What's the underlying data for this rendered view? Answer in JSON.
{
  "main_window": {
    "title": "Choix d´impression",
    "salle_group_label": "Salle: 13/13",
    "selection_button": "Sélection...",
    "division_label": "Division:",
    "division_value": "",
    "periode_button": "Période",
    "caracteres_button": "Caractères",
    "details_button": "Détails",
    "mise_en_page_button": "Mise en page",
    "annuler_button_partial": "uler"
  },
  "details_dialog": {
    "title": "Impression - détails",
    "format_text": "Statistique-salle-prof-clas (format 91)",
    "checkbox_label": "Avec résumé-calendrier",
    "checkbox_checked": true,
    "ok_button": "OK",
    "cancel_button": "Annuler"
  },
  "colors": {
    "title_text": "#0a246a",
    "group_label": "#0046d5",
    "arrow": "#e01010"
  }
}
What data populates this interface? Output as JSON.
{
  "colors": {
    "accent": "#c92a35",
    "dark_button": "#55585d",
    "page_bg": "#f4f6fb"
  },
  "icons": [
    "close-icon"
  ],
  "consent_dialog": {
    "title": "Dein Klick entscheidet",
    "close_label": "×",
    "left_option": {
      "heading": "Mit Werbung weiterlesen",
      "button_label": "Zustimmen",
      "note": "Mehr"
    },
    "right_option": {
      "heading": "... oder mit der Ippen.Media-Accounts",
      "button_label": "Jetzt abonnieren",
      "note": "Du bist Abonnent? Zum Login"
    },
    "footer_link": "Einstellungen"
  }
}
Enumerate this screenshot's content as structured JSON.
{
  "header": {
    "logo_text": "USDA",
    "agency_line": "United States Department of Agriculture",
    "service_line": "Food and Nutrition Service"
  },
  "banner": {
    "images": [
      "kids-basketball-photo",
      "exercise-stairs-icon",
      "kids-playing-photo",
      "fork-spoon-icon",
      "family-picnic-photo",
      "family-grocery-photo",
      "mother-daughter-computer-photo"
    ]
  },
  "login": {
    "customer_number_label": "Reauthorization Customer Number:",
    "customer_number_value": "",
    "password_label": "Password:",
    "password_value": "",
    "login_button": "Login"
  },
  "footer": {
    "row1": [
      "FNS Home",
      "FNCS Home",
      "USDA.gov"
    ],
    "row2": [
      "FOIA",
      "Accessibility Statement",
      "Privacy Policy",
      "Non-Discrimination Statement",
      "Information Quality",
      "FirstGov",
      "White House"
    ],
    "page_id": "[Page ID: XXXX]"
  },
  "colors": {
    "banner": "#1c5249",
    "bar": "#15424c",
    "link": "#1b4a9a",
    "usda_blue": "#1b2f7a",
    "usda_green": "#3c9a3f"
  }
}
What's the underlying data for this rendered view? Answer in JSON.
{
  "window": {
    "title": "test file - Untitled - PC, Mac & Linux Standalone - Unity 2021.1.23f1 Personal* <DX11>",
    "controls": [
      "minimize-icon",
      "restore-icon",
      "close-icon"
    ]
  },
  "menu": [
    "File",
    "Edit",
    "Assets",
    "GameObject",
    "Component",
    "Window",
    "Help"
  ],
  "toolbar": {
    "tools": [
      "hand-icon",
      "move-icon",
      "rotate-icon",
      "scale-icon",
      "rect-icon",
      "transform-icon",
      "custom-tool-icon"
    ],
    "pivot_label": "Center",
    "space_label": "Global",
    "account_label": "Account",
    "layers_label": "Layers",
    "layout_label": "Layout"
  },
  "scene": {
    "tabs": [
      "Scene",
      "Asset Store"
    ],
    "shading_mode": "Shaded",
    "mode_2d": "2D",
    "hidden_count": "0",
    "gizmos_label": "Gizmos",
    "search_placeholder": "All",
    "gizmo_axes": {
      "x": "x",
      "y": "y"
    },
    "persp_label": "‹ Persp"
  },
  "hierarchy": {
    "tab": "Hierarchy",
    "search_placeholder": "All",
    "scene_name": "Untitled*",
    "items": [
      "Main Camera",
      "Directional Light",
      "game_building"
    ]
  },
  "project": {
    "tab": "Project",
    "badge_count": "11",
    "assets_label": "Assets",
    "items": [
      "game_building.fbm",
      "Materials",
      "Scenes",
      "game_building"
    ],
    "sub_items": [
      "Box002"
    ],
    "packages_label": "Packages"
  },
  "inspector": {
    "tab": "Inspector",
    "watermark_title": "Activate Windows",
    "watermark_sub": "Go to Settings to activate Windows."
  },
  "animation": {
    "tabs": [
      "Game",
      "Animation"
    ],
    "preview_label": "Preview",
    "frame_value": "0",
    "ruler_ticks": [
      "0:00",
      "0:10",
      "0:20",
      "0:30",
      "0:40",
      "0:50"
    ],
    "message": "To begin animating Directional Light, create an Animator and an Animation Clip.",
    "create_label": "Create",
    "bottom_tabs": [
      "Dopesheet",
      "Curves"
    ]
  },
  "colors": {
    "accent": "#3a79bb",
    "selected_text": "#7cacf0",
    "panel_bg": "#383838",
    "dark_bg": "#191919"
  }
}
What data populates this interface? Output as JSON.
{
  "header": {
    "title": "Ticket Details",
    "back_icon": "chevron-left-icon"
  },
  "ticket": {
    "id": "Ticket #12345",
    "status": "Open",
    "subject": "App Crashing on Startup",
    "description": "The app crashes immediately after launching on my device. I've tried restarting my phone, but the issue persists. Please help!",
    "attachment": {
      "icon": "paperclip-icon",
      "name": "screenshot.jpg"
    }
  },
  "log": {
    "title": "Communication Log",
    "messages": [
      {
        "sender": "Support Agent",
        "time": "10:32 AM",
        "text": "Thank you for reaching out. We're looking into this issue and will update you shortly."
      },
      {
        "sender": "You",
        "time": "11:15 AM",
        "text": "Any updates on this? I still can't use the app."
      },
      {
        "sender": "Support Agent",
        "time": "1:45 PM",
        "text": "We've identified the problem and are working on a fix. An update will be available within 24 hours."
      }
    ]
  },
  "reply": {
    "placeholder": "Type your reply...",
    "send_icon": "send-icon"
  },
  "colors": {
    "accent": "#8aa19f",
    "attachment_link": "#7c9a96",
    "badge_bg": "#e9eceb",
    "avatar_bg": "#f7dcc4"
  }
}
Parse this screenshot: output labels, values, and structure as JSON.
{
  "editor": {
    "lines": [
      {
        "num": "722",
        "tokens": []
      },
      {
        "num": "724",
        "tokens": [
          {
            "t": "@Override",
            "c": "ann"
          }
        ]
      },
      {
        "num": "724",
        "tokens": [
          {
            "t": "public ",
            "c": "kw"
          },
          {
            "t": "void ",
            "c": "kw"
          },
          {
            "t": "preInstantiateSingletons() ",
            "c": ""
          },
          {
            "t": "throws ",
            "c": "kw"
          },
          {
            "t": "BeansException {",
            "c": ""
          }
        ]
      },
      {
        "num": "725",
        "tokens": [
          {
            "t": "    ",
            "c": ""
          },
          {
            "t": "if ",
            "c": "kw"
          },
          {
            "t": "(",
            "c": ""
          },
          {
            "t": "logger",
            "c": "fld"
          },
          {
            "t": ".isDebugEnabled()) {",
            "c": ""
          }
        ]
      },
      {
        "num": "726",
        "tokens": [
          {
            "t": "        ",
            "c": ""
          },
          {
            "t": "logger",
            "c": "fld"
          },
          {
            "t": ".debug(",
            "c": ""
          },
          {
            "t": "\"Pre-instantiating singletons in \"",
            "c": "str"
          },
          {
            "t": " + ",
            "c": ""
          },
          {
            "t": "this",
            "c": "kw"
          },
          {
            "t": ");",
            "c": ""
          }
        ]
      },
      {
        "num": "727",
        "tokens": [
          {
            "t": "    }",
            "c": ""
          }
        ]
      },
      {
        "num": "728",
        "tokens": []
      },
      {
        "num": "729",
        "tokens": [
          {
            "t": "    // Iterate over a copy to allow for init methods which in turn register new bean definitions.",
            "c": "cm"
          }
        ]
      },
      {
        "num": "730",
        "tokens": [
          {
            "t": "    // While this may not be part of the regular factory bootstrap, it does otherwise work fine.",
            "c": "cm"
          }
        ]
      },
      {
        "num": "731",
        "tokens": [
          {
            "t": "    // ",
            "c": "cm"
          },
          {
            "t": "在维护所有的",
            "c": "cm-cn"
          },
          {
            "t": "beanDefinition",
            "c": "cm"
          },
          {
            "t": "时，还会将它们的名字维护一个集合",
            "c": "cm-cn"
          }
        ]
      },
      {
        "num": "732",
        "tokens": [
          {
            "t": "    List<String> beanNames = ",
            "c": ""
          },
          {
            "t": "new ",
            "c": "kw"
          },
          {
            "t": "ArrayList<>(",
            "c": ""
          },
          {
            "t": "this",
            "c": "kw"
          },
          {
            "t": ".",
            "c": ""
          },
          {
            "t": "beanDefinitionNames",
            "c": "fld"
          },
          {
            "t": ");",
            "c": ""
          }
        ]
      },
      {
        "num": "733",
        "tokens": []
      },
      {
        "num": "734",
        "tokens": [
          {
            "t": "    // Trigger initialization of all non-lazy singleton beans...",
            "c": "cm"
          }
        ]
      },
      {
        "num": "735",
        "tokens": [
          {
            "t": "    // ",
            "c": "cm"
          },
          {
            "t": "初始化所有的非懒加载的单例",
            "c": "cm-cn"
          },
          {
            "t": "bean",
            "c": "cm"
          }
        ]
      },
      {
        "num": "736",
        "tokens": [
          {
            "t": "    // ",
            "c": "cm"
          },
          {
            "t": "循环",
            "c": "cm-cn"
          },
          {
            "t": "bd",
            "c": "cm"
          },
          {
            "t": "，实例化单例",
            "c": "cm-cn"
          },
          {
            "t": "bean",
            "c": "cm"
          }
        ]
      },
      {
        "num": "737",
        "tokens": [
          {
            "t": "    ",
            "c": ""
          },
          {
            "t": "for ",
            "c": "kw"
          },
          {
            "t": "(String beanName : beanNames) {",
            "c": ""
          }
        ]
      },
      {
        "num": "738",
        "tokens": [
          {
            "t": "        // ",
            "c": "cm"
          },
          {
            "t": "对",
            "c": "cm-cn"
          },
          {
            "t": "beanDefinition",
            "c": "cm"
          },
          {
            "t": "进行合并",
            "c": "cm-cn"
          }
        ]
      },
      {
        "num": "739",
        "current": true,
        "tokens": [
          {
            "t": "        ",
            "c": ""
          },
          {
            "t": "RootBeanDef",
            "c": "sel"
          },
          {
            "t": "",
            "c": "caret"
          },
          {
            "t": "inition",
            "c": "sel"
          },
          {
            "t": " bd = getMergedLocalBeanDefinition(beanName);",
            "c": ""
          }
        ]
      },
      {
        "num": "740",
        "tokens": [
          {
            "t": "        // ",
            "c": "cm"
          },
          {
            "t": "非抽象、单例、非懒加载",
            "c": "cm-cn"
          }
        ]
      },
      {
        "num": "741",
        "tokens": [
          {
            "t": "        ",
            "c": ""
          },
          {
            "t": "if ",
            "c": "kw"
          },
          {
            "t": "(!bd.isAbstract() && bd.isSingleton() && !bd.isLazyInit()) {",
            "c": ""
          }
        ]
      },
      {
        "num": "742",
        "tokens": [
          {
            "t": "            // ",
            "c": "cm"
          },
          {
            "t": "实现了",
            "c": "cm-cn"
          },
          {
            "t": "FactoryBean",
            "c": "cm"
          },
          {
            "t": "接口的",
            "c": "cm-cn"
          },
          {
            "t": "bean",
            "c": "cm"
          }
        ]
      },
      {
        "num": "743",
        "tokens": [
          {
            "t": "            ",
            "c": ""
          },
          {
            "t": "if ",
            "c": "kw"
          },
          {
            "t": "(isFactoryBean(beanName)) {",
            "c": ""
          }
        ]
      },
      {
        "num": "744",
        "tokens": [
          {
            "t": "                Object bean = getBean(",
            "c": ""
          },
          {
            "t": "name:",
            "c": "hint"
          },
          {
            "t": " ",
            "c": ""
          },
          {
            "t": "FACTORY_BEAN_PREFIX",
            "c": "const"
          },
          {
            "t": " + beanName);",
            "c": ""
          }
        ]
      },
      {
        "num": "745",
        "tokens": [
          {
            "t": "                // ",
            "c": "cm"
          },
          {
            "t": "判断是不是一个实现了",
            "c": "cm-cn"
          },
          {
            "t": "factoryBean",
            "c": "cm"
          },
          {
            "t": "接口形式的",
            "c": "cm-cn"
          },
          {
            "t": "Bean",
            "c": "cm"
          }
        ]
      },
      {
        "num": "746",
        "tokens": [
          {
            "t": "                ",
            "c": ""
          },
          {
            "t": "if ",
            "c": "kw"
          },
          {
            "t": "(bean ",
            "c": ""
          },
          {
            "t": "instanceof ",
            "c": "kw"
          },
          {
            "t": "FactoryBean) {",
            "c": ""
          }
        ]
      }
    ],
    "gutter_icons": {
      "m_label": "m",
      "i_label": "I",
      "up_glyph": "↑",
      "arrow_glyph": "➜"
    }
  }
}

** Written instruction **
Of the lines in the entries above, how many include "will"? Only the number should be given.

** Answer to the task **
2